[Start of Given data]
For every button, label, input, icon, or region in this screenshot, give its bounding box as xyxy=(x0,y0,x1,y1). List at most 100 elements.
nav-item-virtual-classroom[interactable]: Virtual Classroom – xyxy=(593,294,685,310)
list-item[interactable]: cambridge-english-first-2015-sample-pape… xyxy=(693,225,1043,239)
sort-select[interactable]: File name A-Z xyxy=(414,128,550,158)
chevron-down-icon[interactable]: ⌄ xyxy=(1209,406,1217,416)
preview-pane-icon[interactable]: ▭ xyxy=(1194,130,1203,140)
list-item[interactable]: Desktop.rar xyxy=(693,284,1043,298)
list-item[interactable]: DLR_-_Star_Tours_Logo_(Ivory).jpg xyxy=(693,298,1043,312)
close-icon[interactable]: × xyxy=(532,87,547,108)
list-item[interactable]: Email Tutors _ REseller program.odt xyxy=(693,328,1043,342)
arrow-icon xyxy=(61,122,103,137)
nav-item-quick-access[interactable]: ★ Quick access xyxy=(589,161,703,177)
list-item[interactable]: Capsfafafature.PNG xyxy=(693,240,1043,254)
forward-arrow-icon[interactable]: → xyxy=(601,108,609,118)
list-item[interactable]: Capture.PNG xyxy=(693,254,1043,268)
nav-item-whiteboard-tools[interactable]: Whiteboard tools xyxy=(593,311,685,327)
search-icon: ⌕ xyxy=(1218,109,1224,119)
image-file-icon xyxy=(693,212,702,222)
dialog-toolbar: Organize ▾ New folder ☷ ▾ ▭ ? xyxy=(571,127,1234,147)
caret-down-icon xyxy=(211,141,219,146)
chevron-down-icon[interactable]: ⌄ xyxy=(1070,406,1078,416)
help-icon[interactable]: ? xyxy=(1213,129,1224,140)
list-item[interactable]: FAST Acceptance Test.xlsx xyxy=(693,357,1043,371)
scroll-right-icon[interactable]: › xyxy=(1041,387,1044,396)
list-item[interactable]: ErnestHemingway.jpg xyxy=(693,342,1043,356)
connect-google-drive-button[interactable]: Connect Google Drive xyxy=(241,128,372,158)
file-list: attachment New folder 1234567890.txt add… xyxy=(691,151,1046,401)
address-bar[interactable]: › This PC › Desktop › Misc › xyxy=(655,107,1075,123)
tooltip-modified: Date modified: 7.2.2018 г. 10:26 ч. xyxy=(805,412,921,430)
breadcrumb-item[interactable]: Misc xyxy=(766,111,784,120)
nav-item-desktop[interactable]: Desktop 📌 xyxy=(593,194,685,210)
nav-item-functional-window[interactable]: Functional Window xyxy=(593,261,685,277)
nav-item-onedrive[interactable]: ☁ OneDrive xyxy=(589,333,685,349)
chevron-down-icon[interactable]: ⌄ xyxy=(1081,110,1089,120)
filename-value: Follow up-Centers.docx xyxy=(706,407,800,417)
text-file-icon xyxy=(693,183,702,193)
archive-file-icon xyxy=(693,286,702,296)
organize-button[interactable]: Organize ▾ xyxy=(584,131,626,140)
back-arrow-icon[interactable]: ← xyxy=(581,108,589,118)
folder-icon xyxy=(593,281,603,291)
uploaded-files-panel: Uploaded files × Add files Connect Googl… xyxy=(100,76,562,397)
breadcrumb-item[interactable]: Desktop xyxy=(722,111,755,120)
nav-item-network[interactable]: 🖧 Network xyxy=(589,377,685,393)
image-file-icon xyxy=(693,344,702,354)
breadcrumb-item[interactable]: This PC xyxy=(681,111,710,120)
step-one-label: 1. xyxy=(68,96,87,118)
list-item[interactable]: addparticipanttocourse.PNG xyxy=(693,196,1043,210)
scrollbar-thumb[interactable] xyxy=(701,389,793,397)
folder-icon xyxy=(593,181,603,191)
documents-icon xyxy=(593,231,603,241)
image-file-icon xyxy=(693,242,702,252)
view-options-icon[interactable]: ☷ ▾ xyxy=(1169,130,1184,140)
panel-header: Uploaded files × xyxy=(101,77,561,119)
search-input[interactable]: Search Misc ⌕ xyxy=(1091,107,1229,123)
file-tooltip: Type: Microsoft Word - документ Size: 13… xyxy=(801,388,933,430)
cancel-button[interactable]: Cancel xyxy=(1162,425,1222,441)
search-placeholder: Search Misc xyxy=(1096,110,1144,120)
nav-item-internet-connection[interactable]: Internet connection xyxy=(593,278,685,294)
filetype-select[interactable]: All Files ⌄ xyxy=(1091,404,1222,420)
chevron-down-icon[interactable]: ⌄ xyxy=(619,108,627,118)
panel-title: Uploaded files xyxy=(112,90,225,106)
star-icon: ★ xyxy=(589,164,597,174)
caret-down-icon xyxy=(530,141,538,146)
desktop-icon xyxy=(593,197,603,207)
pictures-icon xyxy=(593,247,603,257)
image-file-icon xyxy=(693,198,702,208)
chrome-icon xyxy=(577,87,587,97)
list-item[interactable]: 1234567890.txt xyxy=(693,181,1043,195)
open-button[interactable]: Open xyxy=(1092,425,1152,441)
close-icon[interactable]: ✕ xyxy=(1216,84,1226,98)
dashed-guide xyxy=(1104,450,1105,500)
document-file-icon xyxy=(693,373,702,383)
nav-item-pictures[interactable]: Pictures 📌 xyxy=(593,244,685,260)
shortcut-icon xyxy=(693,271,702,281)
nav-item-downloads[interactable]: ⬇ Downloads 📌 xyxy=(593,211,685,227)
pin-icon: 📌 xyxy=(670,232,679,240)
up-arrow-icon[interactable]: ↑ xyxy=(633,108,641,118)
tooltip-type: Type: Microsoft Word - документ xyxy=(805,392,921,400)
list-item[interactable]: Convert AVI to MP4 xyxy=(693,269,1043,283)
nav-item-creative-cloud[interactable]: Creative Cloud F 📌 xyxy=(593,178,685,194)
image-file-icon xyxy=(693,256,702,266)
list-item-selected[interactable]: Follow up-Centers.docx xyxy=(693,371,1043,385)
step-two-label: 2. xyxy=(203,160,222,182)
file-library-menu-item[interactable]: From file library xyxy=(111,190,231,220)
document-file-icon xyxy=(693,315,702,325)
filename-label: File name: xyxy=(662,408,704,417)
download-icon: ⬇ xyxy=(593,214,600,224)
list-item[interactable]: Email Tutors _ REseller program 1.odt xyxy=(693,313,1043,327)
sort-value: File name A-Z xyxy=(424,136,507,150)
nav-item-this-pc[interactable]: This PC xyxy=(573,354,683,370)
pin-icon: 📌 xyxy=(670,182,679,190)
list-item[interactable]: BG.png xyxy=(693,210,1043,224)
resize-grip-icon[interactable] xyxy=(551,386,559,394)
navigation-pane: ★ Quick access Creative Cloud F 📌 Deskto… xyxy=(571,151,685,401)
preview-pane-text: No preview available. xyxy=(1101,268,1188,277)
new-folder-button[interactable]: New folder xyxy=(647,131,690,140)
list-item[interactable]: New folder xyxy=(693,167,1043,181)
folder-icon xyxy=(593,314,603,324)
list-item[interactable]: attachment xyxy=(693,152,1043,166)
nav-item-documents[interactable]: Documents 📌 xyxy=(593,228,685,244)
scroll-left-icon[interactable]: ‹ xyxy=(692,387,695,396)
[End of Given data]
## Goal of the exercise
Reproduce each line of the data above word for word.

## Solution to this task
For every button, label, input, icon, or region in this screenshot, give its bounding box as xyxy=(x0,y0,x1,y1). List at most 100 elements.
nav-item-virtual-classroom[interactable]: Virtual Classroom – xyxy=(593,294,685,310)
list-item[interactable]: cambridge-english-first-2015-sample-pape… xyxy=(693,225,1043,239)
sort-select[interactable]: File name A-Z xyxy=(414,128,550,158)
chevron-down-icon[interactable]: ⌄ xyxy=(1209,406,1217,416)
preview-pane-icon[interactable]: ▭ xyxy=(1194,130,1203,140)
list-item[interactable]: Desktop.rar xyxy=(693,284,1043,298)
list-item[interactable]: DLR_-_Star_Tours_Logo_(Ivory).jpg xyxy=(693,298,1043,312)
close-icon[interactable]: × xyxy=(532,87,547,108)
list-item[interactable]: Email Tutors _ REseller program.odt xyxy=(693,328,1043,342)
arrow-icon xyxy=(61,122,103,137)
nav-item-quick-access[interactable]: ★ Quick access xyxy=(589,161,703,177)
list-item[interactable]: Capsfafafature.PNG xyxy=(693,240,1043,254)
forward-arrow-icon[interactable]: → xyxy=(601,108,609,118)
list-item[interactable]: Capture.PNG xyxy=(693,254,1043,268)
nav-item-whiteboard-tools[interactable]: Whiteboard tools xyxy=(593,311,685,327)
search-icon: ⌕ xyxy=(1218,109,1224,119)
image-file-icon xyxy=(693,212,702,222)
dialog-toolbar: Organize ▾ New folder ☷ ▾ ▭ ? xyxy=(571,127,1234,147)
caret-down-icon xyxy=(211,141,219,146)
chevron-down-icon[interactable]: ⌄ xyxy=(1070,406,1078,416)
help-icon[interactable]: ? xyxy=(1213,129,1224,140)
list-item[interactable]: FAST Acceptance Test.xlsx xyxy=(693,357,1043,371)
scroll-right-icon[interactable]: › xyxy=(1041,387,1044,396)
list-item[interactable]: ErnestHemingway.jpg xyxy=(693,342,1043,356)
connect-google-drive-button[interactable]: Connect Google Drive xyxy=(241,128,372,158)
file-list: attachment New folder 1234567890.txt add… xyxy=(691,151,1046,401)
address-bar[interactable]: › This PC › Desktop › Misc › xyxy=(655,107,1075,123)
tooltip-modified: Date modified: 7.2.2018 г. 10:26 ч. xyxy=(805,412,921,430)
breadcrumb-item[interactable]: Misc xyxy=(766,111,784,120)
nav-item-desktop[interactable]: Desktop 📌 xyxy=(593,194,685,210)
nav-item-functional-window[interactable]: Functional Window xyxy=(593,261,685,277)
nav-item-onedrive[interactable]: ☁ OneDrive xyxy=(589,333,685,349)
chevron-down-icon[interactable]: ⌄ xyxy=(1081,110,1089,120)
filename-value: Follow up-Centers.docx xyxy=(706,407,800,417)
text-file-icon xyxy=(693,183,702,193)
archive-file-icon xyxy=(693,286,702,296)
organize-button[interactable]: Organize ▾ xyxy=(584,131,626,140)
back-arrow-icon[interactable]: ← xyxy=(581,108,589,118)
folder-icon xyxy=(593,281,603,291)
uploaded-files-panel: Uploaded files × Add files Connect Googl… xyxy=(100,76,562,397)
breadcrumb-item[interactable]: Desktop xyxy=(722,111,755,120)
nav-item-network[interactable]: 🖧 Network xyxy=(589,377,685,393)
image-file-icon xyxy=(693,344,702,354)
breadcrumb-item[interactable]: This PC xyxy=(681,111,710,120)
step-one-label: 1. xyxy=(68,96,87,118)
list-item[interactable]: addparticipanttocourse.PNG xyxy=(693,196,1043,210)
scrollbar-thumb[interactable] xyxy=(701,389,793,397)
folder-icon xyxy=(593,181,603,191)
documents-icon xyxy=(593,231,603,241)
image-file-icon xyxy=(693,242,702,252)
view-options-icon[interactable]: ☷ ▾ xyxy=(1169,130,1184,140)
panel-header: Uploaded files × xyxy=(101,77,561,119)
search-input[interactable]: Search Misc ⌕ xyxy=(1091,107,1229,123)
file-tooltip: Type: Microsoft Word - документ Size: 13… xyxy=(801,388,933,430)
cancel-button[interactable]: Cancel xyxy=(1162,425,1222,441)
search-placeholder: Search Misc xyxy=(1096,110,1144,120)
nav-item-internet-connection[interactable]: Internet connection xyxy=(593,278,685,294)
filetype-select[interactable]: All Files ⌄ xyxy=(1091,404,1222,420)
chevron-down-icon[interactable]: ⌄ xyxy=(619,108,627,118)
panel-title: Uploaded files xyxy=(112,90,225,106)
star-icon: ★ xyxy=(589,164,597,174)
caret-down-icon xyxy=(530,141,538,146)
desktop-icon xyxy=(593,197,603,207)
pictures-icon xyxy=(593,247,603,257)
image-file-icon xyxy=(693,198,702,208)
chrome-icon xyxy=(577,87,587,97)
list-item[interactable]: 1234567890.txt xyxy=(693,181,1043,195)
open-button[interactable]: Open xyxy=(1092,425,1152,441)
close-icon[interactable]: ✕ xyxy=(1216,84,1226,98)
dashed-guide xyxy=(1104,450,1105,500)
document-file-icon xyxy=(693,373,702,383)
nav-item-pictures[interactable]: Pictures 📌 xyxy=(593,244,685,260)
shortcut-icon xyxy=(693,271,702,281)
nav-item-downloads[interactable]: ⬇ Downloads 📌 xyxy=(593,211,685,227)
pin-icon: 📌 xyxy=(670,232,679,240)
up-arrow-icon[interactable]: ↑ xyxy=(633,108,641,118)
tooltip-type: Type: Microsoft Word - документ xyxy=(805,392,921,400)
list-item[interactable]: Convert AVI to MP4 xyxy=(693,269,1043,283)
nav-item-creative-cloud[interactable]: Creative Cloud F 📌 xyxy=(593,178,685,194)
image-file-icon xyxy=(693,256,702,266)
list-item-selected[interactable]: Follow up-Centers.docx xyxy=(693,371,1043,385)
step-two-label: 2. xyxy=(203,160,222,182)
file-library-menu-item[interactable]: From file library xyxy=(111,190,231,220)
document-file-icon xyxy=(693,315,702,325)
filename-label: File name: xyxy=(662,408,704,417)
download-icon: ⬇ xyxy=(593,214,600,224)
list-item[interactable]: Email Tutors _ REseller program 1.odt xyxy=(693,313,1043,327)
sort-value: File name A-Z xyxy=(424,136,507,150)
nav-item-this-pc[interactable]: This PC xyxy=(573,354,683,370)
pin-icon: 📌 xyxy=(670,182,679,190)
list-item[interactable]: BG.png xyxy=(693,210,1043,224)
resize-grip-icon[interactable] xyxy=(551,386,559,394)
navigation-pane: ★ Quick access Creative Cloud F 📌 Deskto… xyxy=(571,151,685,401)
preview-pane-text: No preview available. xyxy=(1101,268,1188,277)
new-folder-button[interactable]: New folder xyxy=(647,131,690,140)
list-item[interactable]: New folder xyxy=(693,167,1043,181)
folder-icon xyxy=(593,314,603,324)
list-item[interactable]: attachment xyxy=(693,152,1043,166)
nav-item-documents[interactable]: Documents 📌 xyxy=(593,228,685,244)
scroll-left-icon[interactable]: ‹ xyxy=(692,387,695,396)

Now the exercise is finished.